_TASK_:
Please print all of the material below, word for word.

[Start EXCERPTED DATA]

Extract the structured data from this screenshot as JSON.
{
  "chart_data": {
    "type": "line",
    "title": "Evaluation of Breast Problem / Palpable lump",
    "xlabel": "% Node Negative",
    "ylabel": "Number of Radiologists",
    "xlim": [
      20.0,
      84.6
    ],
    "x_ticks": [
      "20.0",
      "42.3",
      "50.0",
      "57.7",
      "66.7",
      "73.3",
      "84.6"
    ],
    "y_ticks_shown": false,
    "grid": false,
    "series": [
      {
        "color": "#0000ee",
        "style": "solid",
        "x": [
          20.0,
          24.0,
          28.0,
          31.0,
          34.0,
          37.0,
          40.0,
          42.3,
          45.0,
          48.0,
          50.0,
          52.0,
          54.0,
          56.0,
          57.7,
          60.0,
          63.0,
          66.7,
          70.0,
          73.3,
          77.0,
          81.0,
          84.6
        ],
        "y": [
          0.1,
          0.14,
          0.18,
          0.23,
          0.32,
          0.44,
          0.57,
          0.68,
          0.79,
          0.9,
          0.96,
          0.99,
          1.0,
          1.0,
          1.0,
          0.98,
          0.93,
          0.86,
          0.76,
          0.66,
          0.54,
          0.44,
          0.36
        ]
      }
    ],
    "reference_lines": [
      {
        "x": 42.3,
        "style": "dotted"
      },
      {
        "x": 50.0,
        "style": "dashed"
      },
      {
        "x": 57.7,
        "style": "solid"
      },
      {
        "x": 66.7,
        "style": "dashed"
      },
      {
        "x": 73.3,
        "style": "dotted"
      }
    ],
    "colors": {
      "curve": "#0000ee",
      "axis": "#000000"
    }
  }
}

[End EXCERPTED DATA]

_RIGHT ANSWER_:
Extract the structured data from this screenshot as JSON.
{
  "chart_data": {
    "type": "line",
    "title": "Evaluation of Breast Problem / Palpable lump",
    "xlabel": "% Node Negative",
    "ylabel": "Number of Radiologists",
    "xlim": [
      20.0,
      84.6
    ],
    "x_ticks": [
      "20.0",
      "42.3",
      "50.0",
      "57.7",
      "66.7",
      "73.3",
      "84.6"
    ],
    "y_ticks_shown": false,
    "grid": false,
    "series": [
      {
        "color": "#0000ee",
        "style": "solid",
        "x": [
          20.0,
          24.0,
          28.0,
          31.0,
          34.0,
          37.0,
          40.0,
          42.3,
          45.0,
          48.0,
          50.0,
          52.0,
          54.0,
          56.0,
          57.7,
          60.0,
          63.0,
          66.7,
          70.0,
          73.3,
          77.0,
          81.0,
          84.6
        ],
        "y": [
          0.1,
          0.14,
          0.18,
          0.23,
          0.32,
          0.44,
          0.57,
          0.68,
          0.79,
          0.9,
          0.96,
          0.99,
          1.0,
          1.0,
          1.0,
          0.98,
          0.93,
          0.86,
          0.76,
          0.66,
          0.54,
          0.44,
          0.36
        ]
      }
    ],
    "reference_lines": [
      {
        "x": 42.3,
        "style": "dotted"
      },
      {
        "x": 50.0,
        "style": "dashed"
      },
      {
        "x": 57.7,
        "style": "solid"
      },
      {
        "x": 66.7,
        "style": "dashed"
      },
      {
        "x": 73.3,
        "style": "dotted"
      }
    ],
    "colors": {
      "curve": "#0000ee",
      "axis": "#000000"
    }
  }
}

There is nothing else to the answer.